### Task to carry out
Go through the material below and report how many lines contain "JSON". Give only the number.

### Dataset records

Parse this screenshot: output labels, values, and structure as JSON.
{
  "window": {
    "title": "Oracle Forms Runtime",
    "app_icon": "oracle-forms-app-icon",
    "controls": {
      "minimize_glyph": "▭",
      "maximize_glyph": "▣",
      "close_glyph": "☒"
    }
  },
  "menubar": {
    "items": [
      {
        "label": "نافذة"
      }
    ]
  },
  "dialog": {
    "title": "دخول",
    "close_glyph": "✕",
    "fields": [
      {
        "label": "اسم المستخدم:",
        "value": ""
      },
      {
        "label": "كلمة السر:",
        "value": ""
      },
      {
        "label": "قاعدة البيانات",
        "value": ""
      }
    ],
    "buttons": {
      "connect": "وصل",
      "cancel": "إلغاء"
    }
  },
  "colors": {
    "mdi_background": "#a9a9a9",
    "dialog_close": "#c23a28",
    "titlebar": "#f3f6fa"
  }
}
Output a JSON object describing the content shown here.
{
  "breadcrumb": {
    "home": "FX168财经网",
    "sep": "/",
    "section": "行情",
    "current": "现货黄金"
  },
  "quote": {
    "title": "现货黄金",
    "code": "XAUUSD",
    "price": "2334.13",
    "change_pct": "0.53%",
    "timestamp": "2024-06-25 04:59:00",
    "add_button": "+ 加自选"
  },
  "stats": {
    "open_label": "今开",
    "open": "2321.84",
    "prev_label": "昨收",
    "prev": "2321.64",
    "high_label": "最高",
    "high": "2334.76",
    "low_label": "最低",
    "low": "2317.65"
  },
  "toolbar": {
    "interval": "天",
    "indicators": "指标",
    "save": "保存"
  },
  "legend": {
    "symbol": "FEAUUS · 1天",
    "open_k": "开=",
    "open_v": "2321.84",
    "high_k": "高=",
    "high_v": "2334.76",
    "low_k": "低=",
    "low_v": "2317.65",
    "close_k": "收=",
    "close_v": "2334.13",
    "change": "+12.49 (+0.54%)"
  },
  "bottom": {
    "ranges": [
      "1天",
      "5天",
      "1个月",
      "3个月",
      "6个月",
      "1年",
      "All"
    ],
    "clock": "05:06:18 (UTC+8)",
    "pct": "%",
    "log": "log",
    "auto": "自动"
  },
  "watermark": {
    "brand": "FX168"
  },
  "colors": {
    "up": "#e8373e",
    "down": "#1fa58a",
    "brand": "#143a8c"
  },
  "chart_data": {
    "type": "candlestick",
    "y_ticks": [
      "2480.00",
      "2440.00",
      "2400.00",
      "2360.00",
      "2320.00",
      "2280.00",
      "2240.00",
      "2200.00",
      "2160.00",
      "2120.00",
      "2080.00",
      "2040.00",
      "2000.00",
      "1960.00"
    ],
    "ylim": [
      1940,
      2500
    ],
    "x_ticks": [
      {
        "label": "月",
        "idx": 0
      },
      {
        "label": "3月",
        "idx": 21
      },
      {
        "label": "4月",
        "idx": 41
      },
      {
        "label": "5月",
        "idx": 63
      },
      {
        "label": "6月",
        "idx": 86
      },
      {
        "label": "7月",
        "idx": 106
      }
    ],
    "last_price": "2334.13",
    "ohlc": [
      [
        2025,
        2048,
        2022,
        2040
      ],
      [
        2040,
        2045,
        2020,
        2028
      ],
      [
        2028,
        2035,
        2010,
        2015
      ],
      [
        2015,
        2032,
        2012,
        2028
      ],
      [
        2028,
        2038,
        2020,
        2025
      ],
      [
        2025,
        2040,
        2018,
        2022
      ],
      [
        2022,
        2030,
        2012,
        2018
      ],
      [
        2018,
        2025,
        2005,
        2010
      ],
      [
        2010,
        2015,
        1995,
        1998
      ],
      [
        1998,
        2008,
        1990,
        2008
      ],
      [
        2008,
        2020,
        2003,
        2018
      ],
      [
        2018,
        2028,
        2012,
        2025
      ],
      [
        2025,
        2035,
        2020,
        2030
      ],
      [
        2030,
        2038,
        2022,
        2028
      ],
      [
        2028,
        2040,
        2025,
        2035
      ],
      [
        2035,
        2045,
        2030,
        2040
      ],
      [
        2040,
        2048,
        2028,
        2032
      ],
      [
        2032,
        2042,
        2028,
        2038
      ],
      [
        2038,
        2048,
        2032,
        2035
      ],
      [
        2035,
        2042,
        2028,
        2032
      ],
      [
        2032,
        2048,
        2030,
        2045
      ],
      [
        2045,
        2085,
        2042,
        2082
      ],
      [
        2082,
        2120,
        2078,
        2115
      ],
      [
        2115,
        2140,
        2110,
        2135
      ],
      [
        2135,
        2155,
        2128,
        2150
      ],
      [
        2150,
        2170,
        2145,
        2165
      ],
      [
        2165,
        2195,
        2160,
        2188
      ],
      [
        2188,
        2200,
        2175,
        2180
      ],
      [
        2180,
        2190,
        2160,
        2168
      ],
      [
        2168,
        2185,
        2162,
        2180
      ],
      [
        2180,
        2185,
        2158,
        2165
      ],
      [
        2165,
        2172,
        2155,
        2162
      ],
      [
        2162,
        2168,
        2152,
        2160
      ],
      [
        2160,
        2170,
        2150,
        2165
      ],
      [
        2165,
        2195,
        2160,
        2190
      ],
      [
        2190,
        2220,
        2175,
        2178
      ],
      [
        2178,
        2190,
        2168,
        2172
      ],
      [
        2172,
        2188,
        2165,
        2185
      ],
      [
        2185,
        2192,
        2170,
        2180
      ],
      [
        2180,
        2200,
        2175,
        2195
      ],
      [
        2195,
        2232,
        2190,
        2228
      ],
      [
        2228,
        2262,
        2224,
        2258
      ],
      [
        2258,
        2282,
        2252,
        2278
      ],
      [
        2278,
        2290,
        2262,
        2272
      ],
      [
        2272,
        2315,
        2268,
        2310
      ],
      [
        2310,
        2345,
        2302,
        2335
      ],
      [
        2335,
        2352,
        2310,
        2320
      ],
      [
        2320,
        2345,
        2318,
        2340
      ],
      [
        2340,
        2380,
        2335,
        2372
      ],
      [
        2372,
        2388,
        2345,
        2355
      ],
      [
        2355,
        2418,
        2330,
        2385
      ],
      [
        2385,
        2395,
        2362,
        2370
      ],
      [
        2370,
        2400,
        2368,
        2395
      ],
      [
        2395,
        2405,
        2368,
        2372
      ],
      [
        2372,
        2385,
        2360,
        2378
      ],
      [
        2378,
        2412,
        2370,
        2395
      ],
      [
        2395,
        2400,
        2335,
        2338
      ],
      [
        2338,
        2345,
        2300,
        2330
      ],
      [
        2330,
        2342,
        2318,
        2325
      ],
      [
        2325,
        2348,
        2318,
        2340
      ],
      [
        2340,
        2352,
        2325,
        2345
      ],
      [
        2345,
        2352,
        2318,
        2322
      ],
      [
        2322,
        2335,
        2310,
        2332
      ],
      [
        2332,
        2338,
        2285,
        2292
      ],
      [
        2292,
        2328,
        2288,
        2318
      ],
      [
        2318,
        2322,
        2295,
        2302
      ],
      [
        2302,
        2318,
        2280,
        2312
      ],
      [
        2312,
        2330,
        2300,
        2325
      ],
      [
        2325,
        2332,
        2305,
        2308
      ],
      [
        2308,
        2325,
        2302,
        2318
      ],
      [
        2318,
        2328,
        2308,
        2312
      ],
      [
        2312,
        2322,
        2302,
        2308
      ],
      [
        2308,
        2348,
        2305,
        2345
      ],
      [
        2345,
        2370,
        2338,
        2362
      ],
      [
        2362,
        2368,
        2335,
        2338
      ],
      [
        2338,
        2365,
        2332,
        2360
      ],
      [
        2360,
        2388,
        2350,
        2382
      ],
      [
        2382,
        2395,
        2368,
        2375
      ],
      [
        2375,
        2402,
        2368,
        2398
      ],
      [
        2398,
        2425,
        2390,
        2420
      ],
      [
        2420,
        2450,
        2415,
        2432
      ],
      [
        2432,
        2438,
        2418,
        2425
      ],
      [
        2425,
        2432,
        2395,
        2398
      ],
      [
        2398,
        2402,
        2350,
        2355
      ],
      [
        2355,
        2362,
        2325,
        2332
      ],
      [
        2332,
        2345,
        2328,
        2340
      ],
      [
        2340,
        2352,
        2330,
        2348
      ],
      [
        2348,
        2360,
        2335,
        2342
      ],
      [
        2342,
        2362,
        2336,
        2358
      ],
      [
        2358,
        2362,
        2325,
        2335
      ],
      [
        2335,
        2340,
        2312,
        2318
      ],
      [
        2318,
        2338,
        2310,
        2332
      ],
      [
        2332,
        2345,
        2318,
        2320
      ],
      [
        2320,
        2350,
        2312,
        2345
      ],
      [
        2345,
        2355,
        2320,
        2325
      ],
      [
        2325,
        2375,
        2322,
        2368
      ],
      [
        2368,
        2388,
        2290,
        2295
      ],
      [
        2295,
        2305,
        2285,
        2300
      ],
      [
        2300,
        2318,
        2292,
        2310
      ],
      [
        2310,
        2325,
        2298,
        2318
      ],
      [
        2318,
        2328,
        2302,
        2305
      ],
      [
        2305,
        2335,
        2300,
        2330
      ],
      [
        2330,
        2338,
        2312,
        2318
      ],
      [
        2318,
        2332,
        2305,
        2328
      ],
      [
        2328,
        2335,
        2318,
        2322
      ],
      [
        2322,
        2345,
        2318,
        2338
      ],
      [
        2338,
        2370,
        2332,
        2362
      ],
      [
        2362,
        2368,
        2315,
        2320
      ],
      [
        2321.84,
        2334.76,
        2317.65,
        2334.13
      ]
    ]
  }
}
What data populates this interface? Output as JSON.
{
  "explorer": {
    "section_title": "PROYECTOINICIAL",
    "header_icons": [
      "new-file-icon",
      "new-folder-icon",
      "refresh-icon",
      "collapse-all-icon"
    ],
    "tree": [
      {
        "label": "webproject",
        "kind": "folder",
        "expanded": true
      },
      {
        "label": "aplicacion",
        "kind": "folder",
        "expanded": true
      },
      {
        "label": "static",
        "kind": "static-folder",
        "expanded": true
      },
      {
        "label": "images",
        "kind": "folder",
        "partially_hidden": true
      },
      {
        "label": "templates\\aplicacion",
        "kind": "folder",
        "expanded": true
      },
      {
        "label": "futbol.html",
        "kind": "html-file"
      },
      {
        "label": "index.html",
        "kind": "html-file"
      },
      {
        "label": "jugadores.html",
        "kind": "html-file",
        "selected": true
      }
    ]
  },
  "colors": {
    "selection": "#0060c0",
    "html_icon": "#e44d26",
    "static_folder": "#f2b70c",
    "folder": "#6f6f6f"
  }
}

### Solution for this exercise
3